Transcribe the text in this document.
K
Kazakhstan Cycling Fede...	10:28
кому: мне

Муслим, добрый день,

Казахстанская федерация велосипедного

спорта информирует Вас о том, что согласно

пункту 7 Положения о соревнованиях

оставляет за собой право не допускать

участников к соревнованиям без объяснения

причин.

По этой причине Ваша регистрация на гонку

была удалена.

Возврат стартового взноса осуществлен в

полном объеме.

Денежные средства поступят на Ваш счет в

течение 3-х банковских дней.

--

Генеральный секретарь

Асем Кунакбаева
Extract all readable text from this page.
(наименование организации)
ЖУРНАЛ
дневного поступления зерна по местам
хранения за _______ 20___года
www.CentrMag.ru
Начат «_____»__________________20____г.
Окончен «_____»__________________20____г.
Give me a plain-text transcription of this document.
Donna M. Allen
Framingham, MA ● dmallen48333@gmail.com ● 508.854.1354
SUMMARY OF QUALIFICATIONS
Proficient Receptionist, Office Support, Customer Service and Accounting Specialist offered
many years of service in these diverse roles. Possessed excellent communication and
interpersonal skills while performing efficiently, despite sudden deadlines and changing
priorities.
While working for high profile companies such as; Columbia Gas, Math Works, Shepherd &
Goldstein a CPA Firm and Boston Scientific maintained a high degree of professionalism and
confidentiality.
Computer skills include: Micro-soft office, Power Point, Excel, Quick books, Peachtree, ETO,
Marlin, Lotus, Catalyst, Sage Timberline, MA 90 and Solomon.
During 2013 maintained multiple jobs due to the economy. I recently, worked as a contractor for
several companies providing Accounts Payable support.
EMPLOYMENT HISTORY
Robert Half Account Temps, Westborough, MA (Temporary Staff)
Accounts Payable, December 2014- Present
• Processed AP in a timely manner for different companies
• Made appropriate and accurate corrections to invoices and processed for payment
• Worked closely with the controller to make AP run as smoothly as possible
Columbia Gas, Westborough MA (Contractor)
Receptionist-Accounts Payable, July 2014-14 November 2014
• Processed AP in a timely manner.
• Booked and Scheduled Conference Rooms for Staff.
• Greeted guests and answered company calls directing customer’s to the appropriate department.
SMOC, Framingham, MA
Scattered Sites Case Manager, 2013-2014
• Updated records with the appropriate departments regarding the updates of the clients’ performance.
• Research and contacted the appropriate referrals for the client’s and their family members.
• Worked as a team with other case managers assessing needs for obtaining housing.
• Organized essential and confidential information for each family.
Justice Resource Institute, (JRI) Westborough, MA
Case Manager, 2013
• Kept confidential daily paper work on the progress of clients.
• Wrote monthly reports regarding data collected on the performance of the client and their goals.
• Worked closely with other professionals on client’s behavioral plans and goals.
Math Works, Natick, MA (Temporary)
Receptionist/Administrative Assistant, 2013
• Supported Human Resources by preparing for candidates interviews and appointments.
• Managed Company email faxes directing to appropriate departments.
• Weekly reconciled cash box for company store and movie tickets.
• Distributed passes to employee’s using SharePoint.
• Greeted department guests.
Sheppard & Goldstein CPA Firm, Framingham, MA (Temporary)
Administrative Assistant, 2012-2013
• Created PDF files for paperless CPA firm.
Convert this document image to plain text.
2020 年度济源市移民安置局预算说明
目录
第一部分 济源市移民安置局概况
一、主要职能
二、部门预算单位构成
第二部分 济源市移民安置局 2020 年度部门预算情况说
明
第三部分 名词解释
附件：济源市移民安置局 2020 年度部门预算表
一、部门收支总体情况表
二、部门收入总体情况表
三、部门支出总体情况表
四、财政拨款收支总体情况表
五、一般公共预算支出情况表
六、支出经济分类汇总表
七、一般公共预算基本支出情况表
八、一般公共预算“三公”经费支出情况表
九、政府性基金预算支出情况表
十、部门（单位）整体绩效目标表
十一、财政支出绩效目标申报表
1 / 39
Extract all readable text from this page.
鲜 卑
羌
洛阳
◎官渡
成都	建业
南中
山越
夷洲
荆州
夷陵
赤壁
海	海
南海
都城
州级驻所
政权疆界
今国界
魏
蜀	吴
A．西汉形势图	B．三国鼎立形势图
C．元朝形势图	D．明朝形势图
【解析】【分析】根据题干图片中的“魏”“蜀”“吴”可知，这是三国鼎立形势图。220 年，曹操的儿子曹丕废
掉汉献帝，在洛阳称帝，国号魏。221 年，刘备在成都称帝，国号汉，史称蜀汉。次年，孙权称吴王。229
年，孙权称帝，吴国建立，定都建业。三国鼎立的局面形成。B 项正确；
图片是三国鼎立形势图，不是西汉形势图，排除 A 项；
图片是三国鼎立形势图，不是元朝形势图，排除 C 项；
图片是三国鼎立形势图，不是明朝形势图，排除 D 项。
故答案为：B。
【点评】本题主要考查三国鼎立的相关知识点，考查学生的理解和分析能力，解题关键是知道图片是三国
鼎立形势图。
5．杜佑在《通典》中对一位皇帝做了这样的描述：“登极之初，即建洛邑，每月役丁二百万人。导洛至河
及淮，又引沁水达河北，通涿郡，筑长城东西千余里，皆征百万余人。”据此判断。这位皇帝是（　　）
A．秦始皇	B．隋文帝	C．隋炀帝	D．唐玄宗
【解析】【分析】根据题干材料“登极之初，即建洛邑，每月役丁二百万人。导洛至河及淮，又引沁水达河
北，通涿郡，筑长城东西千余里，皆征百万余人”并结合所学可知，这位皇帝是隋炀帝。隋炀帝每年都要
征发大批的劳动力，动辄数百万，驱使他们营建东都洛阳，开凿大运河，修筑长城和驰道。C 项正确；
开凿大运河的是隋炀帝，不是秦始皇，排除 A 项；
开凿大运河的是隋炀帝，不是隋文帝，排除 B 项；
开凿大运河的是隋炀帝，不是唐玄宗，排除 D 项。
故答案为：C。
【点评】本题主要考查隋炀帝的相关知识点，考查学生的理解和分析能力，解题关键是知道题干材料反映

Exercise description:
Reproduce the data in its entirety, matching each character.

Correct output:
Transcribe the text in this document.
K
Kazakhstan Cycling Fede...	10:28
кому: мне

Муслим, добрый день,

Казахстанская федерация велосипедного

спорта информирует Вас о том, что согласно

пункту 7 Положения о соревнованиях

оставляет за собой право не допускать

участников к соревнованиям без объяснения

причин.

По этой причине Ваша регистрация на гонку

была удалена.

Возврат стартового взноса осуществлен в

полном объеме.

Денежные средства поступят на Ваш счет в

течение 3-х банковских дней.

--

Генеральный секретарь

Асем Кунакбаева
Extract all readable text from this page.
(наименование организации)
ЖУРНАЛ
дневного поступления зерна по местам
хранения за _______ 20___года
www.CentrMag.ru
Начат «_____»__________________20____г.
Окончен «_____»__________________20____г.
Give me a plain-text transcription of this document.
Donna M. Allen
Framingham, MA ● dmallen48333@gmail.com ● 508.854.1354
SUMMARY OF QUALIFICATIONS
Proficient Receptionist, Office Support, Customer Service and Accounting Specialist offered
many years of service in these diverse roles. Possessed excellent communication and
interpersonal skills while performing efficiently, despite sudden deadlines and changing
priorities.
While working for high profile companies such as; Columbia Gas, Math Works, Shepherd &
Goldstein a CPA Firm and Boston Scientific maintained a high degree of professionalism and
confidentiality.
Computer skills include: Micro-soft office, Power Point, Excel, Quick books, Peachtree, ETO,
Marlin, Lotus, Catalyst, Sage Timberline, MA 90 and Solomon.
During 2013 maintained multiple jobs due to the economy. I recently, worked as a contractor for
several companies providing Accounts Payable support.
EMPLOYMENT HISTORY
Robert Half Account Temps, Westborough, MA (Temporary Staff)
Accounts Payable, December 2014- Present
• Processed AP in a timely manner for different companies
• Made appropriate and accurate corrections to invoices and processed for payment
• Worked closely with the controller to make AP run as smoothly as possible
Columbia Gas, Westborough MA (Contractor)
Receptionist-Accounts Payable, July 2014-14 November 2014
• Processed AP in a timely manner.
• Booked and Scheduled Conference Rooms for Staff.
• Greeted guests and answered company calls directing customer’s to the appropriate department.
SMOC, Framingham, MA
Scattered Sites Case Manager, 2013-2014
• Updated records with the appropriate departments regarding the updates of the clients’ performance.
• Research and contacted the appropriate referrals for the client’s and their family members.
• Worked as a team with other case managers assessing needs for obtaining housing.
• Organized essential and confidential information for each family.
Justice Resource Institute, (JRI) Westborough, MA
Case Manager, 2013
• Kept confidential daily paper work on the progress of clients.
• Wrote monthly reports regarding data collected on the performance of the client and their goals.
• Worked closely with other professionals on client’s behavioral plans and goals.
Math Works, Natick, MA (Temporary)
Receptionist/Administrative Assistant, 2013
• Supported Human Resources by preparing for candidates interviews and appointments.
• Managed Company email faxes directing to appropriate departments.
• Weekly reconciled cash box for company store and movie tickets.
• Distributed passes to employee’s using SharePoint.
• Greeted department guests.
Sheppard & Goldstein CPA Firm, Framingham, MA (Temporary)
Administrative Assistant, 2012-2013
• Created PDF files for paperless CPA firm.
Convert this document image to plain text.
2020 年度济源市移民安置局预算说明
目录
第一部分 济源市移民安置局概况
一、主要职能
二、部门预算单位构成
第二部分 济源市移民安置局 2020 年度部门预算情况说
明
第三部分 名词解释
附件：济源市移民安置局 2020 年度部门预算表
一、部门收支总体情况表
二、部门收入总体情况表
三、部门支出总体情况表
四、财政拨款收支总体情况表
五、一般公共预算支出情况表
六、支出经济分类汇总表
七、一般公共预算基本支出情况表
八、一般公共预算“三公”经费支出情况表
九、政府性基金预算支出情况表
十、部门（单位）整体绩效目标表
十一、财政支出绩效目标申报表
1 / 39
Extract all readable text from this page.
鲜 卑
羌
洛阳
◎官渡
成都	建业
南中
山越
夷洲
荆州
夷陵
赤壁
海	海
南海
都城
州级驻所
政权疆界
今国界
魏
蜀	吴
A．西汉形势图	B．三国鼎立形势图
C．元朝形势图	D．明朝形势图
【解析】【分析】根据题干图片中的“魏”“蜀”“吴”可知，这是三国鼎立形势图。220 年，曹操的儿子曹丕废
掉汉献帝，在洛阳称帝，国号魏。221 年，刘备在成都称帝，国号汉，史称蜀汉。次年，孙权称吴王。229
年，孙权称帝，吴国建立，定都建业。三国鼎立的局面形成。B 项正确；
图片是三国鼎立形势图，不是西汉形势图，排除 A 项；
图片是三国鼎立形势图，不是元朝形势图，排除 C 项；
图片是三国鼎立形势图，不是明朝形势图，排除 D 项。
故答案为：B。
【点评】本题主要考查三国鼎立的相关知识点，考查学生的理解和分析能力，解题关键是知道图片是三国
鼎立形势图。
5．杜佑在《通典》中对一位皇帝做了这样的描述：“登极之初，即建洛邑，每月役丁二百万人。导洛至河
及淮，又引沁水达河北，通涿郡，筑长城东西千余里，皆征百万余人。”据此判断。这位皇帝是（　　）
A．秦始皇	B．隋文帝	C．隋炀帝	D．唐玄宗
【解析】【分析】根据题干材料“登极之初，即建洛邑，每月役丁二百万人。导洛至河及淮，又引沁水达河
北，通涿郡，筑长城东西千余里，皆征百万余人”并结合所学可知，这位皇帝是隋炀帝。隋炀帝每年都要
征发大批的劳动力，动辄数百万，驱使他们营建东都洛阳，开凿大运河，修筑长城和驰道。C 项正确；
开凿大运河的是隋炀帝，不是秦始皇，排除 A 项；
开凿大运河的是隋炀帝，不是隋文帝，排除 B 项；
开凿大运河的是隋炀帝，不是唐玄宗，排除 D 项。
故答案为：C。
【点评】本题主要考查隋炀帝的相关知识点，考查学生的理解和分析能力，解题关键是知道题干材料反映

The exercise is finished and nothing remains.